• Records supplied:
________________________________________

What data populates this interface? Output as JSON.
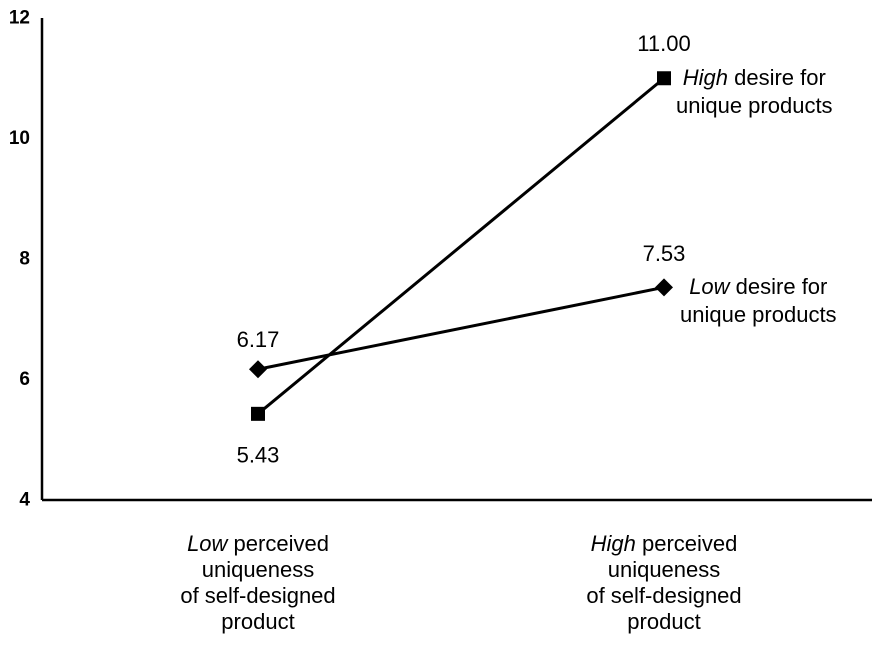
{
  "chart_data": {
    "type": "line",
    "categories": [
      "Low perceived uniqueness of self-designed product",
      "High perceived uniqueness of self-designed product"
    ],
    "category_labels": [
      {
        "emphasis": "Low",
        "line1_rest": " perceived",
        "line2": "uniqueness",
        "line3": "of self-designed",
        "line4": "product"
      },
      {
        "emphasis": "High",
        "line1_rest": " perceived",
        "line2": "uniqueness",
        "line3": "of self-designed",
        "line4": "product"
      }
    ],
    "series": [
      {
        "name": "High desire for unique products",
        "name_emphasis": "High",
        "name_line1_rest": " desire for",
        "name_line2": "unique products",
        "marker": "square",
        "values": [
          5.43,
          11.0
        ],
        "value_labels": [
          "5.43",
          "11.00"
        ]
      },
      {
        "name": "Low desire for unique products",
        "name_emphasis": "Low",
        "name_line1_rest": " desire for",
        "name_line2": "unique products",
        "marker": "diamond",
        "values": [
          6.17,
          7.53
        ],
        "value_labels": [
          "6.17",
          "7.53"
        ]
      }
    ],
    "ylim": [
      4,
      12
    ],
    "yticks": [
      4,
      6,
      8,
      10,
      12
    ],
    "ytick_labels": [
      "4",
      "6",
      "8",
      "10",
      "12"
    ],
    "title": "",
    "xlabel": "",
    "ylabel": "",
    "grid": false,
    "legend": "inline-right"
  }
}
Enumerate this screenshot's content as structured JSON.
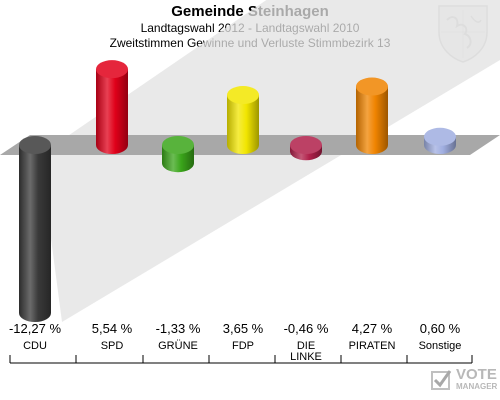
{
  "header": {
    "title": "Gemeinde Steinhagen",
    "subtitle1": "Landtagswahl 2012 - Landtagswahl 2010",
    "subtitle2": "Zweitstimmen Gewinne und Verluste Stimmbezirk 13"
  },
  "watermark": {
    "line1": "VOTE",
    "line2": "MANAGER"
  },
  "chart_data": {
    "type": "bar",
    "categories": [
      "CDU",
      "SPD",
      "GRÜNE",
      "FDP",
      "DIE LINKE",
      "PIRATEN",
      "Sonstige"
    ],
    "values": [
      -12.27,
      5.54,
      -1.33,
      3.65,
      -0.46,
      4.27,
      0.6
    ],
    "value_labels": [
      "-12,27 %",
      "5,54 %",
      "-1,33 %",
      "3,65 %",
      "-0,46 %",
      "4,27 %",
      "0,60 %"
    ],
    "colors": [
      "#3a3a3a",
      "#e0001a",
      "#3aa51a",
      "#f2e600",
      "#b0204a",
      "#f08400",
      "#a0aee0"
    ],
    "ylim": [
      -12.27,
      5.54
    ],
    "grid": false,
    "title": "Landtagswahl 2012 - Landtagswahl 2010",
    "xlabel": "",
    "ylabel": ""
  }
}
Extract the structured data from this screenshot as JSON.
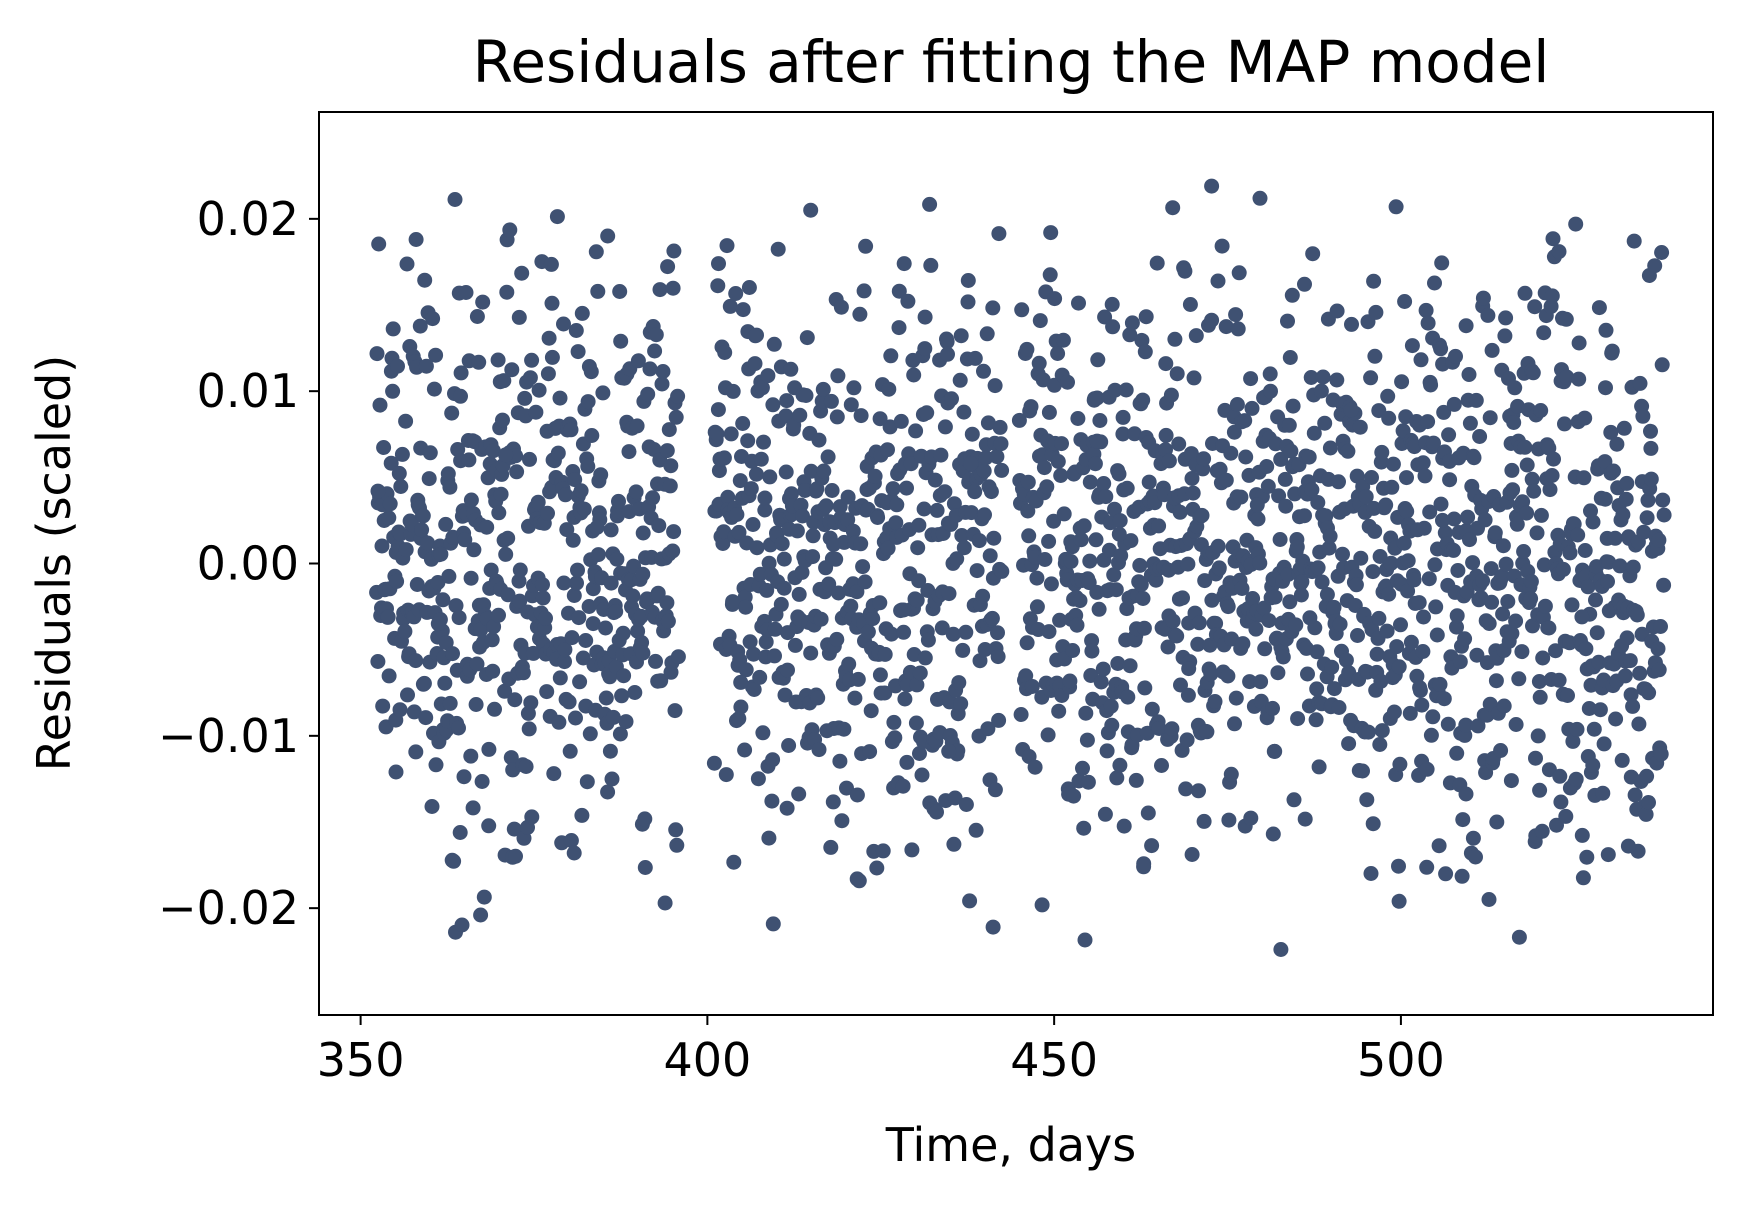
{
  "chart_data": {
    "type": "scatter",
    "title": "Residuals after fitting the MAP model",
    "xlabel": "Time, days",
    "ylabel": "Residuals (scaled)",
    "xlim": [
      344,
      545
    ],
    "ylim": [
      -0.0262,
      0.0262
    ],
    "x_ticks": [
      350,
      400,
      450,
      500
    ],
    "x_tick_labels": [
      "350",
      "400",
      "450",
      "500"
    ],
    "y_ticks": [
      -0.02,
      -0.01,
      0.0,
      0.01,
      0.02
    ],
    "y_tick_labels": [
      "−0.02",
      "−0.01",
      "0.00",
      "0.01",
      "0.02"
    ],
    "grid": false,
    "legend": "none",
    "marker_color": "#3f5172",
    "series": [
      {
        "data_segments": [
          [
            352.3,
            395.8
          ],
          [
            401.0,
            442.5
          ],
          [
            445.0,
            538.0
          ]
        ],
        "sampling_interval_days": 0.0204,
        "residual_range": [
          -0.0238,
          0.0238
        ],
        "x": [
          352.5,
          355.1,
          358.0,
          361.2,
          364.4,
          367.3,
          370.9,
          374.2,
          377.6,
          380.8,
          384.1,
          387.5,
          390.7,
          393.9,
          401.6,
          404.8,
          408.3,
          411.5,
          414.9,
          418.2,
          421.6,
          424.9,
          428.3,
          431.4,
          434.8,
          438.0,
          441.2,
          446.1,
          449.5,
          452.8,
          456.2,
          459.4,
          462.9,
          466.1,
          469.4,
          472.7,
          476.0,
          479.3,
          482.7,
          486.1,
          489.4,
          492.8,
          496.0,
          499.3,
          502.7,
          506.0,
          509.4,
          512.7,
          516.0,
          519.4,
          522.8,
          526.1,
          529.5,
          532.8,
          536.1
        ],
        "y": [
          0.0042,
          -0.0121,
          0.0188,
          -0.0035,
          0.0097,
          -0.0204,
          0.0063,
          -0.0087,
          0.0151,
          -0.0168,
          0.0021,
          0.0129,
          -0.0052,
          -0.0197,
          0.0174,
          -0.0069,
          0.0038,
          -0.0142,
          0.0205,
          0.0011,
          -0.0183,
          0.0084,
          -0.0027,
          0.0143,
          -0.0109,
          0.0058,
          -0.0211,
          -0.0046,
          0.0192,
          -0.0135,
          0.0071,
          0.0017,
          -0.0176,
          0.0116,
          -0.0061,
          0.0219,
          -0.0093,
          0.0034,
          -0.0224,
          0.0162,
          -0.0018,
          0.0089,
          -0.0151,
          0.0207,
          -0.0072,
          0.0025,
          0.0138,
          -0.0195,
          0.0054,
          -0.0113,
          0.0181,
          -0.0031,
          0.0102,
          -0.0164,
          0.0049
        ]
      }
    ]
  }
}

________________________________________

Look through the data and show every line containing "structured".

• Reply:
Enumerate this screenshot's content as structured JSON.
Extract the structured data from this screenshot as JSON.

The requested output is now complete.